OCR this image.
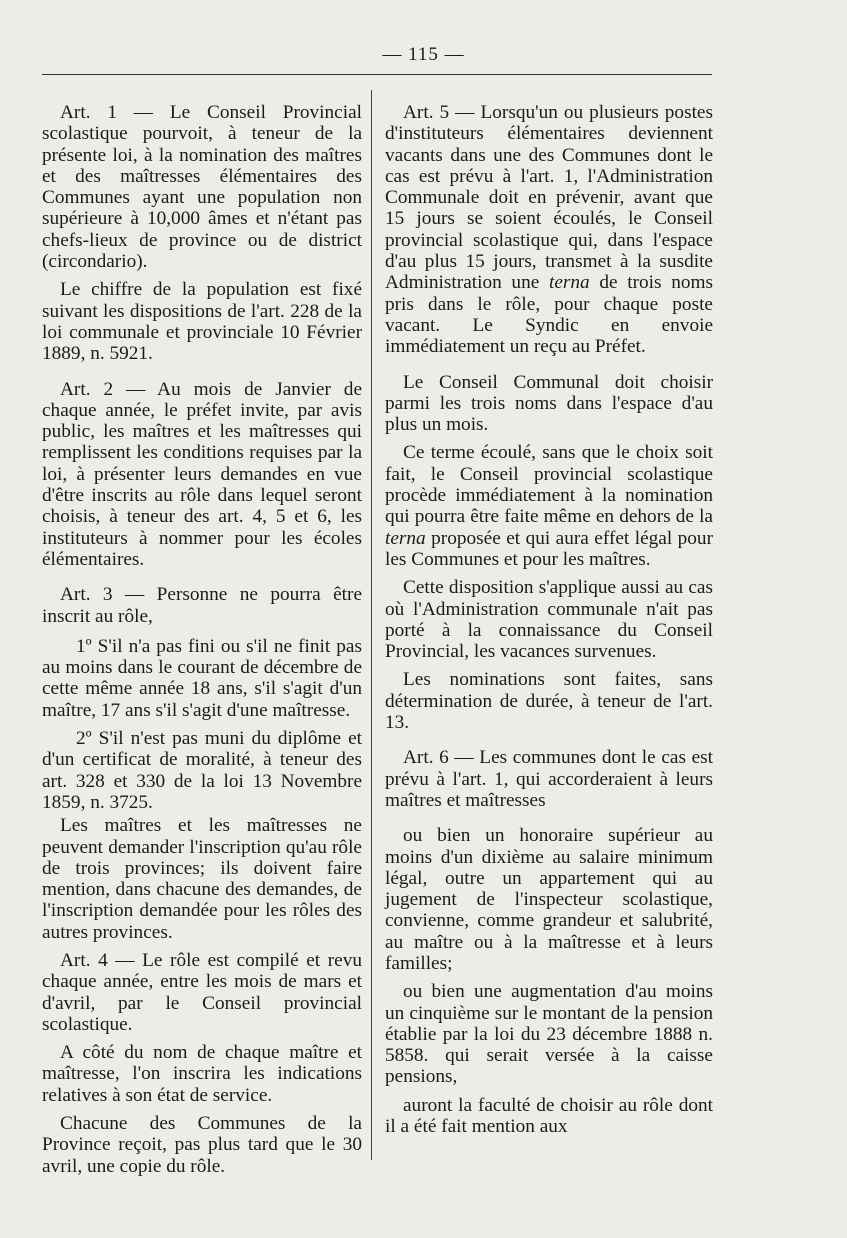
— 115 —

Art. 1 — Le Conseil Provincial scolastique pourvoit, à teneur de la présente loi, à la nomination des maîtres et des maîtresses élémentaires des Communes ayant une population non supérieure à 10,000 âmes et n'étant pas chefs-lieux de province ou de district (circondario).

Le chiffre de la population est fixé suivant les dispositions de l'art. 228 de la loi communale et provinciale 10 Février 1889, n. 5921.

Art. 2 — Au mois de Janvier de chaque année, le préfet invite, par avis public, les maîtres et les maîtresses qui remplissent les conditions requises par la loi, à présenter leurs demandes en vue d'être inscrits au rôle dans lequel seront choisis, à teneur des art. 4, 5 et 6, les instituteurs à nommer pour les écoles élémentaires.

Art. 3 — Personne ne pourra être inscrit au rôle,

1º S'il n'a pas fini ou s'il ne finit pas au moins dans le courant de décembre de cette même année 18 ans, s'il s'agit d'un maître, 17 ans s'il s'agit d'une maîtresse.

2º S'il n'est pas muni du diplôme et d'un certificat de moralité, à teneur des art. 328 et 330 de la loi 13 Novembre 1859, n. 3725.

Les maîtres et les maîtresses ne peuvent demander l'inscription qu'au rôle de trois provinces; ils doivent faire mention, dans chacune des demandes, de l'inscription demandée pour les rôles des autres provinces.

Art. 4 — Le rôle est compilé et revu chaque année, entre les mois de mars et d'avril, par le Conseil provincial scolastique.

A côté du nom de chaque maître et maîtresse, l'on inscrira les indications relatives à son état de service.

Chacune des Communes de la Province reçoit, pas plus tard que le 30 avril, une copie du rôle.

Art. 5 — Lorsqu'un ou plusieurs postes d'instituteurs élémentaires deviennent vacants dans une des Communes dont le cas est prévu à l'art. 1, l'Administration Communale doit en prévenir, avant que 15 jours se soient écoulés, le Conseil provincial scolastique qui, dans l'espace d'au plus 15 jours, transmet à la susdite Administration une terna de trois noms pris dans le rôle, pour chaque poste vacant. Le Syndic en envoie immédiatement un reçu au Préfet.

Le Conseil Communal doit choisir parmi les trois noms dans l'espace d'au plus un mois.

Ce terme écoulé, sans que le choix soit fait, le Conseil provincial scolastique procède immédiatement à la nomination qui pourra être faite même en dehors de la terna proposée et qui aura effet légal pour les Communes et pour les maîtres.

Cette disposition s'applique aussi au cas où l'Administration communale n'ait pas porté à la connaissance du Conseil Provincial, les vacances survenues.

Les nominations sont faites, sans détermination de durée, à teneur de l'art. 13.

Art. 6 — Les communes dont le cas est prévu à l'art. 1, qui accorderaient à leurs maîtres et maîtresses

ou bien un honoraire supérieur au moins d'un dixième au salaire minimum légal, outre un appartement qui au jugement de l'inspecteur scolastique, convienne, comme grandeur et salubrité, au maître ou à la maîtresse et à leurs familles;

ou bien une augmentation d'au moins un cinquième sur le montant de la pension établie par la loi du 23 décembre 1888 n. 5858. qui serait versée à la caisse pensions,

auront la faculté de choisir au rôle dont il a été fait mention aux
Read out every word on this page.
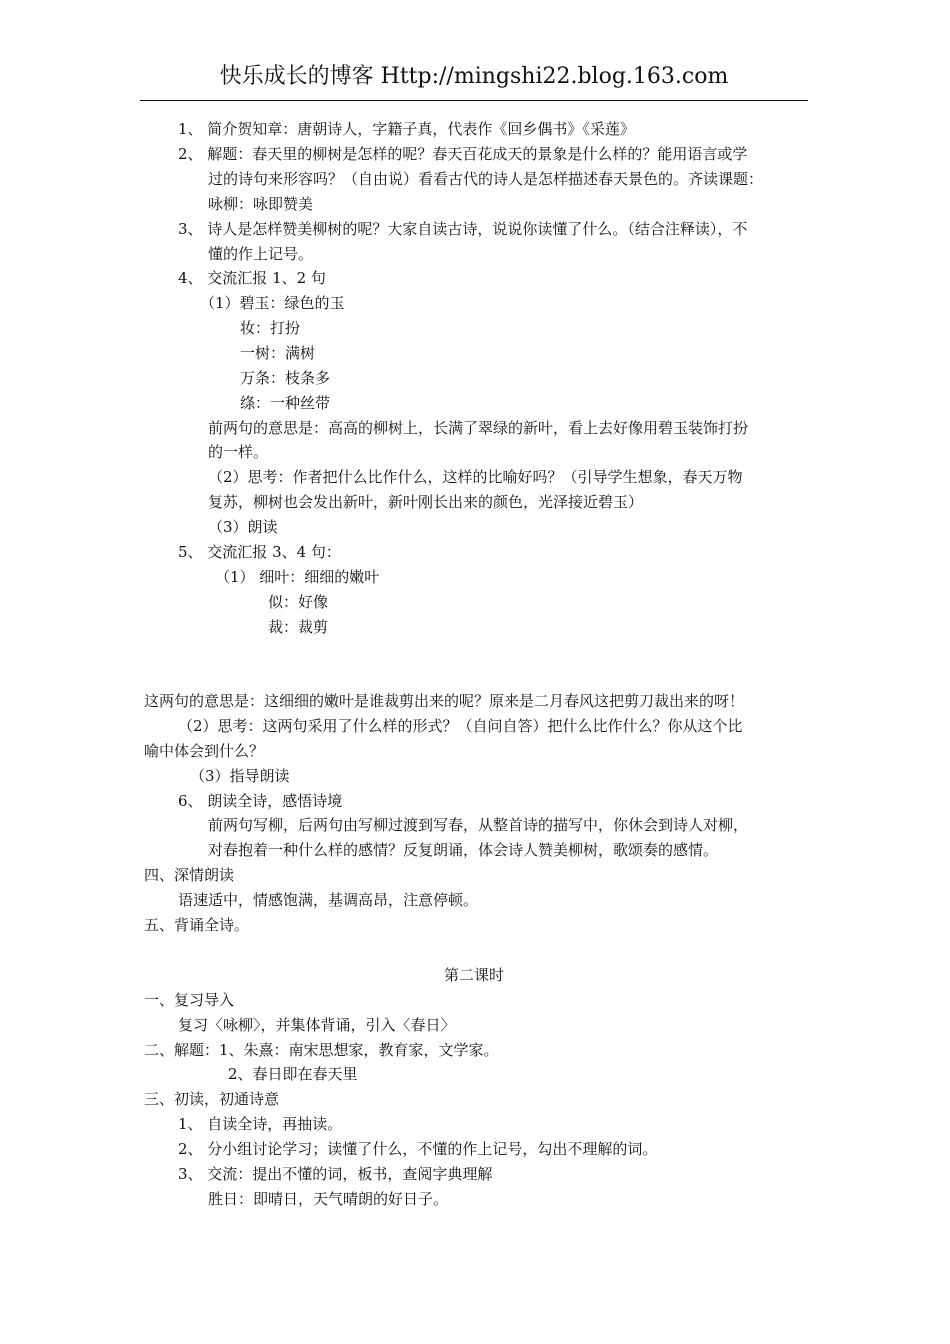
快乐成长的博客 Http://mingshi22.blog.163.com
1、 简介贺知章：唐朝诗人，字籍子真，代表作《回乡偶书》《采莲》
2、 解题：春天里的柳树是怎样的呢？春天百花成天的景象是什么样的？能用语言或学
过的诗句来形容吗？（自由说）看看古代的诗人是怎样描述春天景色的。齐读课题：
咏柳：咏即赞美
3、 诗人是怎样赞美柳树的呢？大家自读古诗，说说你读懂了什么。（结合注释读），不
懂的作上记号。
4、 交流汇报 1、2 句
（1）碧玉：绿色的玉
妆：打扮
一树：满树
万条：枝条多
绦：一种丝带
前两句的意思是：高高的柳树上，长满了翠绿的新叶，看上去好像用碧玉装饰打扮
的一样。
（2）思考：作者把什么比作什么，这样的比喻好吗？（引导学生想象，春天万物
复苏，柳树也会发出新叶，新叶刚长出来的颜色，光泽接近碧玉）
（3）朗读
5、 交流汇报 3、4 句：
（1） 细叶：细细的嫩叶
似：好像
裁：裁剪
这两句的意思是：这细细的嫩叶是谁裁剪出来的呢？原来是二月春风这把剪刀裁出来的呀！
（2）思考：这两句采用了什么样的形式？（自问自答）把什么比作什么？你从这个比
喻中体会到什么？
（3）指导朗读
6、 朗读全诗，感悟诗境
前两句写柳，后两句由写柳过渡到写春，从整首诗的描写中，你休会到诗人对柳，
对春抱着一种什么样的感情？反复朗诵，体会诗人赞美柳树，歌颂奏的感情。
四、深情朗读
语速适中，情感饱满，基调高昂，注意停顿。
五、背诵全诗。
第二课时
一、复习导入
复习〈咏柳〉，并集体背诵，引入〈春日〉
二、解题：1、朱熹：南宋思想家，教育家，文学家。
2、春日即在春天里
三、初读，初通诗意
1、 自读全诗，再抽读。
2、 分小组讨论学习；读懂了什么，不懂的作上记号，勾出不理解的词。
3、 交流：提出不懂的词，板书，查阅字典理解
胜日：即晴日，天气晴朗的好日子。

GIVEN EXERCISE:
Using the records above, extract exactly and only the lines from the one with "Read out every word on this page." through the final line, inclusive, leaving out pictures.

FINISHED TASK:
Read out every word on this page.
快乐成长的博客 Http://mingshi22.blog.163.com
1、 简介贺知章：唐朝诗人，字籍子真，代表作《回乡偶书》《采莲》
2、 解题：春天里的柳树是怎样的呢？春天百花成天的景象是什么样的？能用语言或学
过的诗句来形容吗？（自由说）看看古代的诗人是怎样描述春天景色的。齐读课题：
咏柳：咏即赞美
3、 诗人是怎样赞美柳树的呢？大家自读古诗，说说你读懂了什么。（结合注释读），不
懂的作上记号。
4、 交流汇报 1、2 句
（1）碧玉：绿色的玉
妆：打扮
一树：满树
万条：枝条多
绦：一种丝带
前两句的意思是：高高的柳树上，长满了翠绿的新叶，看上去好像用碧玉装饰打扮
的一样。
（2）思考：作者把什么比作什么，这样的比喻好吗？（引导学生想象，春天万物
复苏，柳树也会发出新叶，新叶刚长出来的颜色，光泽接近碧玉）
（3）朗读
5、 交流汇报 3、4 句：
（1） 细叶：细细的嫩叶
似：好像
裁：裁剪
这两句的意思是：这细细的嫩叶是谁裁剪出来的呢？原来是二月春风这把剪刀裁出来的呀！
（2）思考：这两句采用了什么样的形式？（自问自答）把什么比作什么？你从这个比
喻中体会到什么？
（3）指导朗读
6、 朗读全诗，感悟诗境
前两句写柳，后两句由写柳过渡到写春，从整首诗的描写中，你休会到诗人对柳，
对春抱着一种什么样的感情？反复朗诵，体会诗人赞美柳树，歌颂奏的感情。
四、深情朗读
语速适中，情感饱满，基调高昂，注意停顿。
五、背诵全诗。
第二课时
一、复习导入
复习〈咏柳〉，并集体背诵，引入〈春日〉
二、解题：1、朱熹：南宋思想家，教育家，文学家。
2、春日即在春天里
三、初读，初通诗意
1、 自读全诗，再抽读。
2、 分小组讨论学习；读懂了什么，不懂的作上记号，勾出不理解的词。
3、 交流：提出不懂的词，板书，查阅字典理解
胜日：即晴日，天气晴朗的好日子。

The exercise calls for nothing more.